■ RECORDS FOR THE EXERCISE ■
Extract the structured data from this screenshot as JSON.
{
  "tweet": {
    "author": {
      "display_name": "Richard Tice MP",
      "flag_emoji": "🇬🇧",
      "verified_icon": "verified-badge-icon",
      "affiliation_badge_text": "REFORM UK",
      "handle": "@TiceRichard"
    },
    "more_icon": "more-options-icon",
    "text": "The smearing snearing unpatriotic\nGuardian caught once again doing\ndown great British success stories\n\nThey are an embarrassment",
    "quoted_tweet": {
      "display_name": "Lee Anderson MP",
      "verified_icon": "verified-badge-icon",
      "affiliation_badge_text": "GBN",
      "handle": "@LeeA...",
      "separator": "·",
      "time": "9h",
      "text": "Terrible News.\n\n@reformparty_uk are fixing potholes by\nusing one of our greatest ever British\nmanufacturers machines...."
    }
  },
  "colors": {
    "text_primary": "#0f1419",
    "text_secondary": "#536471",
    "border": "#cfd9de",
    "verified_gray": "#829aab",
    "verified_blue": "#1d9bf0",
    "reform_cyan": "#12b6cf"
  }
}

■ WHAT IS EXPECTED ■
Return the material in full, exactly as shown.

■ SOLUTION ■
Extract the structured data from this screenshot as JSON.
{
  "tweet": {
    "author": {
      "display_name": "Richard Tice MP",
      "flag_emoji": "🇬🇧",
      "verified_icon": "verified-badge-icon",
      "affiliation_badge_text": "REFORM UK",
      "handle": "@TiceRichard"
    },
    "more_icon": "more-options-icon",
    "text": "The smearing snearing unpatriotic\nGuardian caught once again doing\ndown great British success stories\n\nThey are an embarrassment",
    "quoted_tweet": {
      "display_name": "Lee Anderson MP",
      "verified_icon": "verified-badge-icon",
      "affiliation_badge_text": "GBN",
      "handle": "@LeeA...",
      "separator": "·",
      "time": "9h",
      "text": "Terrible News.\n\n@reformparty_uk are fixing potholes by\nusing one of our greatest ever British\nmanufacturers machines...."
    }
  },
  "colors": {
    "text_primary": "#0f1419",
    "text_secondary": "#536471",
    "border": "#cfd9de",
    "verified_gray": "#829aab",
    "verified_blue": "#1d9bf0",
    "reform_cyan": "#12b6cf"
  }
}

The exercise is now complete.